• Task brief: Quote each line of the material verbatim, without the pictures.

• Exercise data:
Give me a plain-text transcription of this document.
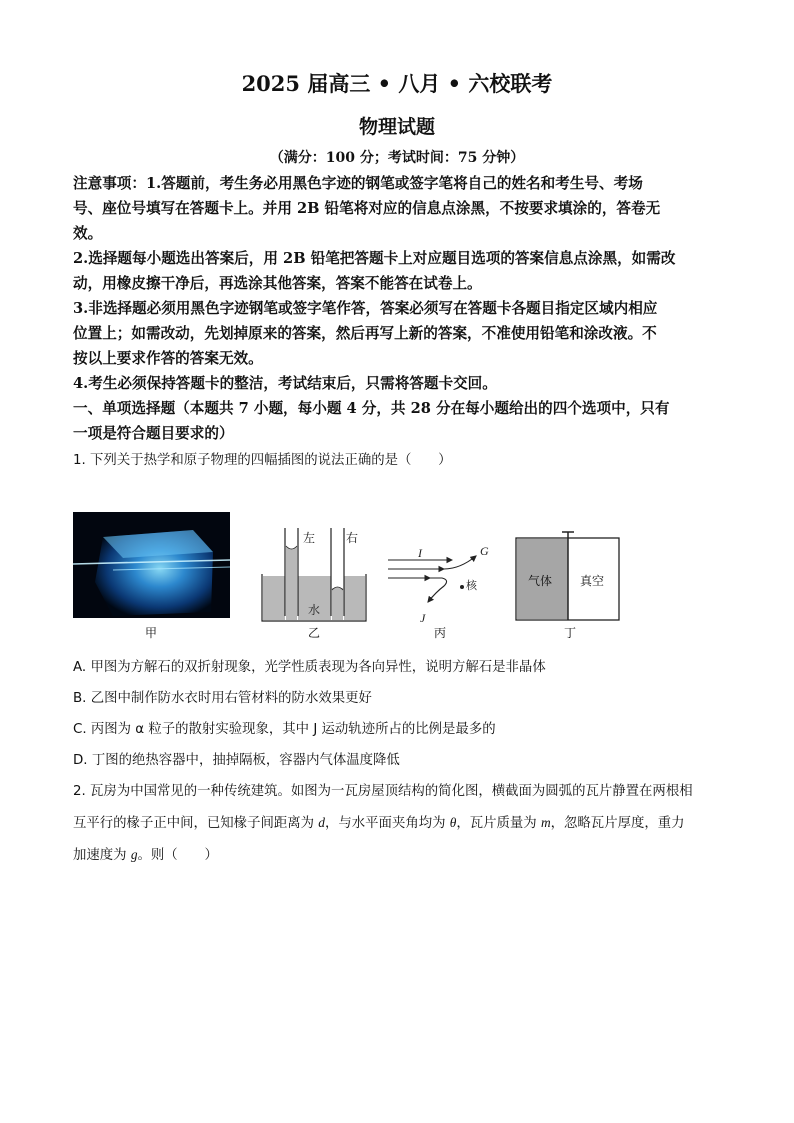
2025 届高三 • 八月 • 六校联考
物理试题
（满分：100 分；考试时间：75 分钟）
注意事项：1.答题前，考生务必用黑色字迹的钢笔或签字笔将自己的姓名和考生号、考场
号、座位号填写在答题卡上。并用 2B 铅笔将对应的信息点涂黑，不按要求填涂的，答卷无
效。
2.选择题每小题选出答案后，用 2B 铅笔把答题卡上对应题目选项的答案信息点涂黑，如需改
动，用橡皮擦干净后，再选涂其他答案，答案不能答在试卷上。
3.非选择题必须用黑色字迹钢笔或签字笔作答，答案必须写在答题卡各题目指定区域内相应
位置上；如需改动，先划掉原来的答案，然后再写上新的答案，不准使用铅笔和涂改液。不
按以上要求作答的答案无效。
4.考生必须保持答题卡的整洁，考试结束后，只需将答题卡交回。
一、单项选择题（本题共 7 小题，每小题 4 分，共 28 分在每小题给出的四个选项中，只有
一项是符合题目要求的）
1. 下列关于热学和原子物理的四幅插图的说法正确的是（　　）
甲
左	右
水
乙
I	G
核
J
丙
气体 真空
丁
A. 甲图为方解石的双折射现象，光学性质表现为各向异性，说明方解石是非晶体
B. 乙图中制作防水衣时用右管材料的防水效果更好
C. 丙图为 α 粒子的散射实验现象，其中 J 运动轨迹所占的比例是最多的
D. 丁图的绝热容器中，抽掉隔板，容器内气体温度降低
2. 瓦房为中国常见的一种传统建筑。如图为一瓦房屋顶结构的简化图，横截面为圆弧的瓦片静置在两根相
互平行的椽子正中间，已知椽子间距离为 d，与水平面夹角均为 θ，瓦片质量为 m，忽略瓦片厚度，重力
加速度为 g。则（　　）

• Result for this task:
Give me a plain-text transcription of this document.
2025 届高三 • 八月 • 六校联考
物理试题
（满分：100 分；考试时间：75 分钟）
注意事项：1.答题前，考生务必用黑色字迹的钢笔或签字笔将自己的姓名和考生号、考场
号、座位号填写在答题卡上。并用 2B 铅笔将对应的信息点涂黑，不按要求填涂的，答卷无
效。
2.选择题每小题选出答案后，用 2B 铅笔把答题卡上对应题目选项的答案信息点涂黑，如需改
动，用橡皮擦干净后，再选涂其他答案，答案不能答在试卷上。
3.非选择题必须用黑色字迹钢笔或签字笔作答，答案必须写在答题卡各题目指定区域内相应
位置上；如需改动，先划掉原来的答案，然后再写上新的答案，不准使用铅笔和涂改液。不
按以上要求作答的答案无效。
4.考生必须保持答题卡的整洁，考试结束后，只需将答题卡交回。
一、单项选择题（本题共 7 小题，每小题 4 分，共 28 分在每小题给出的四个选项中，只有
一项是符合题目要求的）
1. 下列关于热学和原子物理的四幅插图的说法正确的是（　　）
甲
左	右
水
乙
I	G
核
J
丙
气体 真空
丁
A. 甲图为方解石的双折射现象，光学性质表现为各向异性，说明方解石是非晶体
B. 乙图中制作防水衣时用右管材料的防水效果更好
C. 丙图为 α 粒子的散射实验现象，其中 J 运动轨迹所占的比例是最多的
D. 丁图的绝热容器中，抽掉隔板，容器内气体温度降低
2. 瓦房为中国常见的一种传统建筑。如图为一瓦房屋顶结构的简化图，横截面为圆弧的瓦片静置在两根相
互平行的椽子正中间，已知椽子间距离为 d，与水平面夹角均为 θ，瓦片质量为 m，忽略瓦片厚度，重力
加速度为 g。则（　　）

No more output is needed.